• EXERCISE DETAILS
Write the records out again exactly, leaving no images in.

[BEGIN ENTRIES PROVIDED]

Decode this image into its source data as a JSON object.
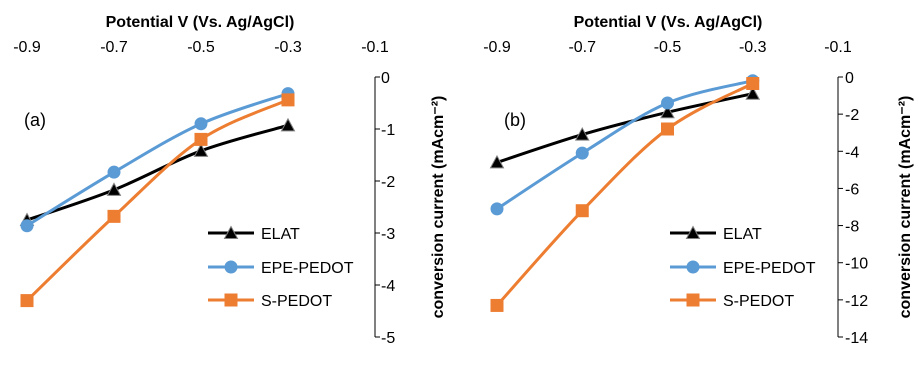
{
  "chart_data": [
    {
      "type": "line",
      "panel_label": "(a)",
      "xlabel": "Potential V (Vs. Ag/AgCl)",
      "ylabel": "conversion current (mAcm⁻²)",
      "x_ticks": [
        "-0.9",
        "-0.7",
        "-0.5",
        "-0.3",
        "-0.1"
      ],
      "y_ticks": [
        "0",
        "-1",
        "-2",
        "-3",
        "-4",
        "-5"
      ],
      "xlim": [
        -0.9,
        -0.1
      ],
      "ylim": [
        -5,
        0
      ],
      "grid": false,
      "legend_position": "bottom-right",
      "series": [
        {
          "name": "ELAT",
          "color": "#000000",
          "marker": "triangle",
          "x": [
            -0.9,
            -0.7,
            -0.5,
            -0.3
          ],
          "y": [
            -2.75,
            -2.17,
            -1.42,
            -0.93
          ]
        },
        {
          "name": "EPE-PEDOT",
          "color": "#5B9BD5",
          "marker": "circle",
          "x": [
            -0.9,
            -0.7,
            -0.5,
            -0.3
          ],
          "y": [
            -2.86,
            -1.83,
            -0.9,
            -0.32
          ]
        },
        {
          "name": "S-PEDOT",
          "color": "#ED7D31",
          "marker": "square",
          "x": [
            -0.9,
            -0.7,
            -0.5,
            -0.3
          ],
          "y": [
            -4.3,
            -2.68,
            -1.2,
            -0.44
          ]
        }
      ]
    },
    {
      "type": "line",
      "panel_label": "(b)",
      "xlabel": "Potential V (Vs. Ag/AgCl)",
      "ylabel": "conversion current (mAcm⁻²)",
      "x_ticks": [
        "-0.9",
        "-0.7",
        "-0.5",
        "-0.3",
        "-0.1"
      ],
      "y_ticks": [
        "0",
        "-2",
        "-4",
        "-6",
        "-8",
        "-10",
        "-12",
        "-14"
      ],
      "xlim": [
        -0.9,
        -0.1
      ],
      "ylim": [
        -14,
        0
      ],
      "grid": false,
      "legend_position": "bottom-right",
      "series": [
        {
          "name": "ELAT",
          "color": "#000000",
          "marker": "triangle",
          "x": [
            -0.9,
            -0.7,
            -0.5,
            -0.3
          ],
          "y": [
            -4.6,
            -3.1,
            -1.9,
            -0.9
          ]
        },
        {
          "name": "EPE-PEDOT",
          "color": "#5B9BD5",
          "marker": "circle",
          "x": [
            -0.9,
            -0.7,
            -0.5,
            -0.3
          ],
          "y": [
            -7.1,
            -4.1,
            -1.4,
            -0.2
          ]
        },
        {
          "name": "S-PEDOT",
          "color": "#ED7D31",
          "marker": "square",
          "x": [
            -0.9,
            -0.7,
            -0.5,
            -0.3
          ],
          "y": [
            -12.3,
            -7.2,
            -2.8,
            -0.35
          ]
        }
      ]
    }
  ]
}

[END ENTRIES PROVIDED]

• TASK ANSWER
Decode this image into its source data as a JSON object.
{
  "chart_data": [
    {
      "type": "line",
      "panel_label": "(a)",
      "xlabel": "Potential V (Vs. Ag/AgCl)",
      "ylabel": "conversion current (mAcm⁻²)",
      "x_ticks": [
        "-0.9",
        "-0.7",
        "-0.5",
        "-0.3",
        "-0.1"
      ],
      "y_ticks": [
        "0",
        "-1",
        "-2",
        "-3",
        "-4",
        "-5"
      ],
      "xlim": [
        -0.9,
        -0.1
      ],
      "ylim": [
        -5,
        0
      ],
      "grid": false,
      "legend_position": "bottom-right",
      "series": [
        {
          "name": "ELAT",
          "color": "#000000",
          "marker": "triangle",
          "x": [
            -0.9,
            -0.7,
            -0.5,
            -0.3
          ],
          "y": [
            -2.75,
            -2.17,
            -1.42,
            -0.93
          ]
        },
        {
          "name": "EPE-PEDOT",
          "color": "#5B9BD5",
          "marker": "circle",
          "x": [
            -0.9,
            -0.7,
            -0.5,
            -0.3
          ],
          "y": [
            -2.86,
            -1.83,
            -0.9,
            -0.32
          ]
        },
        {
          "name": "S-PEDOT",
          "color": "#ED7D31",
          "marker": "square",
          "x": [
            -0.9,
            -0.7,
            -0.5,
            -0.3
          ],
          "y": [
            -4.3,
            -2.68,
            -1.2,
            -0.44
          ]
        }
      ]
    },
    {
      "type": "line",
      "panel_label": "(b)",
      "xlabel": "Potential V (Vs. Ag/AgCl)",
      "ylabel": "conversion current (mAcm⁻²)",
      "x_ticks": [
        "-0.9",
        "-0.7",
        "-0.5",
        "-0.3",
        "-0.1"
      ],
      "y_ticks": [
        "0",
        "-2",
        "-4",
        "-6",
        "-8",
        "-10",
        "-12",
        "-14"
      ],
      "xlim": [
        -0.9,
        -0.1
      ],
      "ylim": [
        -14,
        0
      ],
      "grid": false,
      "legend_position": "bottom-right",
      "series": [
        {
          "name": "ELAT",
          "color": "#000000",
          "marker": "triangle",
          "x": [
            -0.9,
            -0.7,
            -0.5,
            -0.3
          ],
          "y": [
            -4.6,
            -3.1,
            -1.9,
            -0.9
          ]
        },
        {
          "name": "EPE-PEDOT",
          "color": "#5B9BD5",
          "marker": "circle",
          "x": [
            -0.9,
            -0.7,
            -0.5,
            -0.3
          ],
          "y": [
            -7.1,
            -4.1,
            -1.4,
            -0.2
          ]
        },
        {
          "name": "S-PEDOT",
          "color": "#ED7D31",
          "marker": "square",
          "x": [
            -0.9,
            -0.7,
            -0.5,
            -0.3
          ],
          "y": [
            -12.3,
            -7.2,
            -2.8,
            -0.35
          ]
        }
      ]
    }
  ]
}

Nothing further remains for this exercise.